(Data excerpts)
====

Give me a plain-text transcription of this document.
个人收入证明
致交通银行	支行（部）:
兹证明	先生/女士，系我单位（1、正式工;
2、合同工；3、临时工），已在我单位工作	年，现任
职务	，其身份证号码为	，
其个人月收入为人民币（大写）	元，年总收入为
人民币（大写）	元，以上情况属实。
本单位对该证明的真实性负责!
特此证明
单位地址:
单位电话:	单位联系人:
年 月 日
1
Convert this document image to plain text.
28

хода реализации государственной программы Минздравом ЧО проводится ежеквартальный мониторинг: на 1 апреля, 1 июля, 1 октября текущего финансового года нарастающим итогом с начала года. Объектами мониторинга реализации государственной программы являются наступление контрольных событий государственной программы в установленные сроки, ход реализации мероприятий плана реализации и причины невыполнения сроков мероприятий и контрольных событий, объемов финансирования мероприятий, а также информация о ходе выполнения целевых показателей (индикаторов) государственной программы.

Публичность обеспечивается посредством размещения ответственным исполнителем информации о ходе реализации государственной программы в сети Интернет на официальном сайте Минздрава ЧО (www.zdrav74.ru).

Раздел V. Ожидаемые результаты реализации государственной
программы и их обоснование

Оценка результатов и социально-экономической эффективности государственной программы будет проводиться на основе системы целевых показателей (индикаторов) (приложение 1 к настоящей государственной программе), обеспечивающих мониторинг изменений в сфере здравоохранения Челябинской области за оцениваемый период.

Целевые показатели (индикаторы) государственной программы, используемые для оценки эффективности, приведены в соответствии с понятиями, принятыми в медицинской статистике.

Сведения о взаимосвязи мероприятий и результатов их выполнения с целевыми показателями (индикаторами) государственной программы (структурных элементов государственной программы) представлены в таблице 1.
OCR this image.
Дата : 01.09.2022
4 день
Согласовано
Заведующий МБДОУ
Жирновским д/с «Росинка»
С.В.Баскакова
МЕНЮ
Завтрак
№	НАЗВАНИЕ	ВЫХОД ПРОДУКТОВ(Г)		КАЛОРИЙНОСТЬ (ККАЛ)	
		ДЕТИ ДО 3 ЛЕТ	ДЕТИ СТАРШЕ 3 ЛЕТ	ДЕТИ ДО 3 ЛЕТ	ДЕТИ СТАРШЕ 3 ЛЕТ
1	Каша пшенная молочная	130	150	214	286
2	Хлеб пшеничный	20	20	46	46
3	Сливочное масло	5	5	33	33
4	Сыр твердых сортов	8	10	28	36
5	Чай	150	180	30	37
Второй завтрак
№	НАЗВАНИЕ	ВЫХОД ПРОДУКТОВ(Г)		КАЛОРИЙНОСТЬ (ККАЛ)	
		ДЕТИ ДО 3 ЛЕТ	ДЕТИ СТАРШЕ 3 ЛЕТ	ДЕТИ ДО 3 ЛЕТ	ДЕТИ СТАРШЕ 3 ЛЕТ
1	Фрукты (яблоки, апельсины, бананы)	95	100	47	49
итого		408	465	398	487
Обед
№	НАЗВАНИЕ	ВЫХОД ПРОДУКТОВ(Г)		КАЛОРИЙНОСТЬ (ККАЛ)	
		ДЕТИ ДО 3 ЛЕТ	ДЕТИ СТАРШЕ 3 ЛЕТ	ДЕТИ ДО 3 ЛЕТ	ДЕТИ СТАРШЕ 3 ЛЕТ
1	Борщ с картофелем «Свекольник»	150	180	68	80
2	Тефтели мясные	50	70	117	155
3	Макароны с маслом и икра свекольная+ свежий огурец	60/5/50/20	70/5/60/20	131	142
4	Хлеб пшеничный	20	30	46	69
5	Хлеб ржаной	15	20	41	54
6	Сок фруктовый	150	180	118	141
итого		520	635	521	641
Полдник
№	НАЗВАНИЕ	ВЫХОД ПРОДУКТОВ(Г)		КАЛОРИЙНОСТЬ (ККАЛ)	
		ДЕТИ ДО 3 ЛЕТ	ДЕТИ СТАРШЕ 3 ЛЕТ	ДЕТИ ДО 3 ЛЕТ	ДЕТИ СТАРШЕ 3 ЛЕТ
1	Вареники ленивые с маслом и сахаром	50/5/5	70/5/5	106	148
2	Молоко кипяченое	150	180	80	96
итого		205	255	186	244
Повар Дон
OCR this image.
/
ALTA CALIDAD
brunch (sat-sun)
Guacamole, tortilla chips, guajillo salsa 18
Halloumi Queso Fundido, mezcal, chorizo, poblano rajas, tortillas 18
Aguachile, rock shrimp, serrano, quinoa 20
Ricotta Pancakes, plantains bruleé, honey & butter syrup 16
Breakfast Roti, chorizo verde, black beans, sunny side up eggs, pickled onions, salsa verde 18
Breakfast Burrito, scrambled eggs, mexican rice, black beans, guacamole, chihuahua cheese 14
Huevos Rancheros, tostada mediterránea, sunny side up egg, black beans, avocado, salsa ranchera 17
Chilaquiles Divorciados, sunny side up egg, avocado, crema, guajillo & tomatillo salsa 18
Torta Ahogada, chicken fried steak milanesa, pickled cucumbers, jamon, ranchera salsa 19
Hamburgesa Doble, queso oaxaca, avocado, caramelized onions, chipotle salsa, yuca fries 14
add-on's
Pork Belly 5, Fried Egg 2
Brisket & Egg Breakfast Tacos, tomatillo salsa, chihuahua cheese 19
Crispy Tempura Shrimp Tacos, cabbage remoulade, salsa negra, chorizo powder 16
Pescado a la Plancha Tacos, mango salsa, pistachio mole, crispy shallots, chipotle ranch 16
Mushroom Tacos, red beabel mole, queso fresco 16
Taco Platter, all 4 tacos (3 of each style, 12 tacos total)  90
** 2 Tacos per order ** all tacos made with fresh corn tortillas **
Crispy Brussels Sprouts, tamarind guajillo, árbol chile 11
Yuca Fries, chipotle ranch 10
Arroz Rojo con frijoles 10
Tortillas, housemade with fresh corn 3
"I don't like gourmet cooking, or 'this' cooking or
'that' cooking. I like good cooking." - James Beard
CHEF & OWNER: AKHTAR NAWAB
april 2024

====

Given exercise | Set down each entry again, unchanged.

Full answer |
Give me a plain-text transcription of this document.
个人收入证明
致交通银行	支行（部）:
兹证明	先生/女士，系我单位（1、正式工;
2、合同工；3、临时工），已在我单位工作	年，现任
职务	，其身份证号码为	，
其个人月收入为人民币（大写）	元，年总收入为
人民币（大写）	元，以上情况属实。
本单位对该证明的真实性负责!
特此证明
单位地址:
单位电话:	单位联系人:
年 月 日
1
Convert this document image to plain text.
28

хода реализации государственной программы Минздравом ЧО проводится ежеквартальный мониторинг: на 1 апреля, 1 июля, 1 октября текущего финансового года нарастающим итогом с начала года. Объектами мониторинга реализации государственной программы являются наступление контрольных событий государственной программы в установленные сроки, ход реализации мероприятий плана реализации и причины невыполнения сроков мероприятий и контрольных событий, объемов финансирования мероприятий, а также информация о ходе выполнения целевых показателей (индикаторов) государственной программы.

Публичность обеспечивается посредством размещения ответственным исполнителем информации о ходе реализации государственной программы в сети Интернет на официальном сайте Минздрава ЧО (www.zdrav74.ru).

Раздел V. Ожидаемые результаты реализации государственной
программы и их обоснование

Оценка результатов и социально-экономической эффективности государственной программы будет проводиться на основе системы целевых показателей (индикаторов) (приложение 1 к настоящей государственной программе), обеспечивающих мониторинг изменений в сфере здравоохранения Челябинской области за оцениваемый период.

Целевые показатели (индикаторы) государственной программы, используемые для оценки эффективности, приведены в соответствии с понятиями, принятыми в медицинской статистике.

Сведения о взаимосвязи мероприятий и результатов их выполнения с целевыми показателями (индикаторами) государственной программы (структурных элементов государственной программы) представлены в таблице 1.
OCR this image.
Дата : 01.09.2022
4 день
Согласовано
Заведующий МБДОУ
Жирновским д/с «Росинка»
С.В.Баскакова
МЕНЮ
Завтрак
№	НАЗВАНИЕ	ВЫХОД ПРОДУКТОВ(Г)		КАЛОРИЙНОСТЬ (ККАЛ)	
		ДЕТИ ДО 3 ЛЕТ	ДЕТИ СТАРШЕ 3 ЛЕТ	ДЕТИ ДО 3 ЛЕТ	ДЕТИ СТАРШЕ 3 ЛЕТ
1	Каша пшенная молочная	130	150	214	286
2	Хлеб пшеничный	20	20	46	46
3	Сливочное масло	5	5	33	33
4	Сыр твердых сортов	8	10	28	36
5	Чай	150	180	30	37
Второй завтрак
№	НАЗВАНИЕ	ВЫХОД ПРОДУКТОВ(Г)		КАЛОРИЙНОСТЬ (ККАЛ)	
		ДЕТИ ДО 3 ЛЕТ	ДЕТИ СТАРШЕ 3 ЛЕТ	ДЕТИ ДО 3 ЛЕТ	ДЕТИ СТАРШЕ 3 ЛЕТ
1	Фрукты (яблоки, апельсины, бананы)	95	100	47	49
итого		408	465	398	487
Обед
№	НАЗВАНИЕ	ВЫХОД ПРОДУКТОВ(Г)		КАЛОРИЙНОСТЬ (ККАЛ)	
		ДЕТИ ДО 3 ЛЕТ	ДЕТИ СТАРШЕ 3 ЛЕТ	ДЕТИ ДО 3 ЛЕТ	ДЕТИ СТАРШЕ 3 ЛЕТ
1	Борщ с картофелем «Свекольник»	150	180	68	80
2	Тефтели мясные	50	70	117	155
3	Макароны с маслом и икра свекольная+ свежий огурец	60/5/50/20	70/5/60/20	131	142
4	Хлеб пшеничный	20	30	46	69
5	Хлеб ржаной	15	20	41	54
6	Сок фруктовый	150	180	118	141
итого		520	635	521	641
Полдник
№	НАЗВАНИЕ	ВЫХОД ПРОДУКТОВ(Г)		КАЛОРИЙНОСТЬ (ККАЛ)	
		ДЕТИ ДО 3 ЛЕТ	ДЕТИ СТАРШЕ 3 ЛЕТ	ДЕТИ ДО 3 ЛЕТ	ДЕТИ СТАРШЕ 3 ЛЕТ
1	Вареники ленивые с маслом и сахаром	50/5/5	70/5/5	106	148
2	Молоко кипяченое	150	180	80	96
итого		205	255	186	244
Повар Дон
OCR this image.
/
ALTA CALIDAD
brunch (sat-sun)
Guacamole, tortilla chips, guajillo salsa 18
Halloumi Queso Fundido, mezcal, chorizo, poblano rajas, tortillas 18
Aguachile, rock shrimp, serrano, quinoa 20
Ricotta Pancakes, plantains bruleé, honey & butter syrup 16
Breakfast Roti, chorizo verde, black beans, sunny side up eggs, pickled onions, salsa verde 18
Breakfast Burrito, scrambled eggs, mexican rice, black beans, guacamole, chihuahua cheese 14
Huevos Rancheros, tostada mediterránea, sunny side up egg, black beans, avocado, salsa ranchera 17
Chilaquiles Divorciados, sunny side up egg, avocado, crema, guajillo & tomatillo salsa 18
Torta Ahogada, chicken fried steak milanesa, pickled cucumbers, jamon, ranchera salsa 19
Hamburgesa Doble, queso oaxaca, avocado, caramelized onions, chipotle salsa, yuca fries 14
add-on's
Pork Belly 5, Fried Egg 2
Brisket & Egg Breakfast Tacos, tomatillo salsa, chihuahua cheese 19
Crispy Tempura Shrimp Tacos, cabbage remoulade, salsa negra, chorizo powder 16
Pescado a la Plancha Tacos, mango salsa, pistachio mole, crispy shallots, chipotle ranch 16
Mushroom Tacos, red beabel mole, queso fresco 16
Taco Platter, all 4 tacos (3 of each style, 12 tacos total)  90
** 2 Tacos per order ** all tacos made with fresh corn tortillas **
Crispy Brussels Sprouts, tamarind guajillo, árbol chile 11
Yuca Fries, chipotle ranch 10
Arroz Rojo con frijoles 10
Tortillas, housemade with fresh corn 3
"I don't like gourmet cooking, or 'this' cooking or
'that' cooking. I like good cooking." - James Beard
CHEF & OWNER: AKHTAR NAWAB
april 2024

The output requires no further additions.